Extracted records
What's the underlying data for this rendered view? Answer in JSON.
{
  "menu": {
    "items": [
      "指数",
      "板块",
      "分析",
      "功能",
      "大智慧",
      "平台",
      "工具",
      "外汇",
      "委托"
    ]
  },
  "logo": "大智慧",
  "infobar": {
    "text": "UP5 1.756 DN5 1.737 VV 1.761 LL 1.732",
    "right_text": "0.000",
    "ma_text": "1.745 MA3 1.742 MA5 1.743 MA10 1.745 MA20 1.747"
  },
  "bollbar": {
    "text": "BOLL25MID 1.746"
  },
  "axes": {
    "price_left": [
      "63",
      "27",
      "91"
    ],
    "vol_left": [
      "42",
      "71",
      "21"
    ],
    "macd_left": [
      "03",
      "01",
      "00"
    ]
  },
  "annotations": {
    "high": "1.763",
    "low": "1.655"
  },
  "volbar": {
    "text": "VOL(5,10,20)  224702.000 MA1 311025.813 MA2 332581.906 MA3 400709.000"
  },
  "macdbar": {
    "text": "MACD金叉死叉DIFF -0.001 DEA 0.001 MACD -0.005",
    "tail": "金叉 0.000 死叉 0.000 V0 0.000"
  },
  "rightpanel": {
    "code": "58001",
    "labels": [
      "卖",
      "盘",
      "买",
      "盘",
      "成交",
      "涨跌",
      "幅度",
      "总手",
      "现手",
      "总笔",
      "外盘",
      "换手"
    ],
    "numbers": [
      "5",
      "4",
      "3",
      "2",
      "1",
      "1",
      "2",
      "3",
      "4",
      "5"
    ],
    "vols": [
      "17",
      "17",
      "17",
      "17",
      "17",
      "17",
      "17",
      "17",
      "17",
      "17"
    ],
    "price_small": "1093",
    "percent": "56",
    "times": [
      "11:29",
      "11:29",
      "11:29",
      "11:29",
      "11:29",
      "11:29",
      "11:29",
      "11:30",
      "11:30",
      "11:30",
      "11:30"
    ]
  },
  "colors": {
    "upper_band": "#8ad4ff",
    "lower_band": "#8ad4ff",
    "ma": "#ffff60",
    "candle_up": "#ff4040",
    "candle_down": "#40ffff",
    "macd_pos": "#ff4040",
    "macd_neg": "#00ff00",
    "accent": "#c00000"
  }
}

-- EXERCISE OBJECTIVE --
Transcribe each record exactly. Leave nothing out.

-- THE SOLUTION --
What's the underlying data for this rendered view? Answer in JSON.
{
  "menu": {
    "items": [
      "指数",
      "板块",
      "分析",
      "功能",
      "大智慧",
      "平台",
      "工具",
      "外汇",
      "委托"
    ]
  },
  "logo": "大智慧",
  "infobar": {
    "text": "UP5 1.756 DN5 1.737 VV 1.761 LL 1.732",
    "right_text": "0.000",
    "ma_text": "1.745 MA3 1.742 MA5 1.743 MA10 1.745 MA20 1.747"
  },
  "bollbar": {
    "text": "BOLL25MID 1.746"
  },
  "axes": {
    "price_left": [
      "63",
      "27",
      "91"
    ],
    "vol_left": [
      "42",
      "71",
      "21"
    ],
    "macd_left": [
      "03",
      "01",
      "00"
    ]
  },
  "annotations": {
    "high": "1.763",
    "low": "1.655"
  },
  "volbar": {
    "text": "VOL(5,10,20)  224702.000 MA1 311025.813 MA2 332581.906 MA3 400709.000"
  },
  "macdbar": {
    "text": "MACD金叉死叉DIFF -0.001 DEA 0.001 MACD -0.005",
    "tail": "金叉 0.000 死叉 0.000 V0 0.000"
  },
  "rightpanel": {
    "code": "58001",
    "labels": [
      "卖",
      "盘",
      "买",
      "盘",
      "成交",
      "涨跌",
      "幅度",
      "总手",
      "现手",
      "总笔",
      "外盘",
      "换手"
    ],
    "numbers": [
      "5",
      "4",
      "3",
      "2",
      "1",
      "1",
      "2",
      "3",
      "4",
      "5"
    ],
    "vols": [
      "17",
      "17",
      "17",
      "17",
      "17",
      "17",
      "17",
      "17",
      "17",
      "17"
    ],
    "price_small": "1093",
    "percent": "56",
    "times": [
      "11:29",
      "11:29",
      "11:29",
      "11:29",
      "11:29",
      "11:29",
      "11:29",
      "11:30",
      "11:30",
      "11:30",
      "11:30"
    ]
  },
  "colors": {
    "upper_band": "#8ad4ff",
    "lower_band": "#8ad4ff",
    "ma": "#ffff60",
    "candle_up": "#ff4040",
    "candle_down": "#40ffff",
    "macd_pos": "#ff4040",
    "macd_neg": "#00ff00",
    "accent": "#c00000"
  }
}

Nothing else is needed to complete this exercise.